*EXERCISE*
Output every record below exactly as it appears.

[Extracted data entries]

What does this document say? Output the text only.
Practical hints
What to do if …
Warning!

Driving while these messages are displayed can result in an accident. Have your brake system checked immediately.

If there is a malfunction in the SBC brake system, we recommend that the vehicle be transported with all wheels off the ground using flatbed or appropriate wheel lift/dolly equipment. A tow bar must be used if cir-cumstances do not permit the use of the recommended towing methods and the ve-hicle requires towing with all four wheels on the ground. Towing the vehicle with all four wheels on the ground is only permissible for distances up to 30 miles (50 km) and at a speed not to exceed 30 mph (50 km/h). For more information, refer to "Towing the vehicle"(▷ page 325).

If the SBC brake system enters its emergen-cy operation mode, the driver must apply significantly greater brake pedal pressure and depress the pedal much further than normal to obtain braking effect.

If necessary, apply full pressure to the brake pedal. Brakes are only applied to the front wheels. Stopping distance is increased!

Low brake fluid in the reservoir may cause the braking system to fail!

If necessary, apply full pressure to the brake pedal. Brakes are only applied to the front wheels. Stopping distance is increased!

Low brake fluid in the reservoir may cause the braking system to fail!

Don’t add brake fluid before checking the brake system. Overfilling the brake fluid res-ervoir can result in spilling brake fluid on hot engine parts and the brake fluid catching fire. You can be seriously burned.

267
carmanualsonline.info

*RESPONSE TO THIS EXERCISE*
What does this document say? Output the text only.
Practical hints
What to do if …
Warning!

Driving while these messages are displayed can result in an accident. Have your brake system checked immediately.

If there is a malfunction in the SBC brake system, we recommend that the vehicle be transported with all wheels off the ground using flatbed or appropriate wheel lift/dolly equipment. A tow bar must be used if cir-cumstances do not permit the use of the recommended towing methods and the ve-hicle requires towing with all four wheels on the ground. Towing the vehicle with all four wheels on the ground is only permissible for distances up to 30 miles (50 km) and at a speed not to exceed 30 mph (50 km/h). For more information, refer to "Towing the vehicle"(▷ page 325).

If the SBC brake system enters its emergen-cy operation mode, the driver must apply significantly greater brake pedal pressure and depress the pedal much further than normal to obtain braking effect.

If necessary, apply full pressure to the brake pedal. Brakes are only applied to the front wheels. Stopping distance is increased!

Low brake fluid in the reservoir may cause the braking system to fail!

If necessary, apply full pressure to the brake pedal. Brakes are only applied to the front wheels. Stopping distance is increased!

Low brake fluid in the reservoir may cause the braking system to fail!

Don’t add brake fluid before checking the brake system. Overfilling the brake fluid res-ervoir can result in spilling brake fluid on hot engine parts and the brake fluid catching fire. You can be seriously burned.

267
carmanualsonline.info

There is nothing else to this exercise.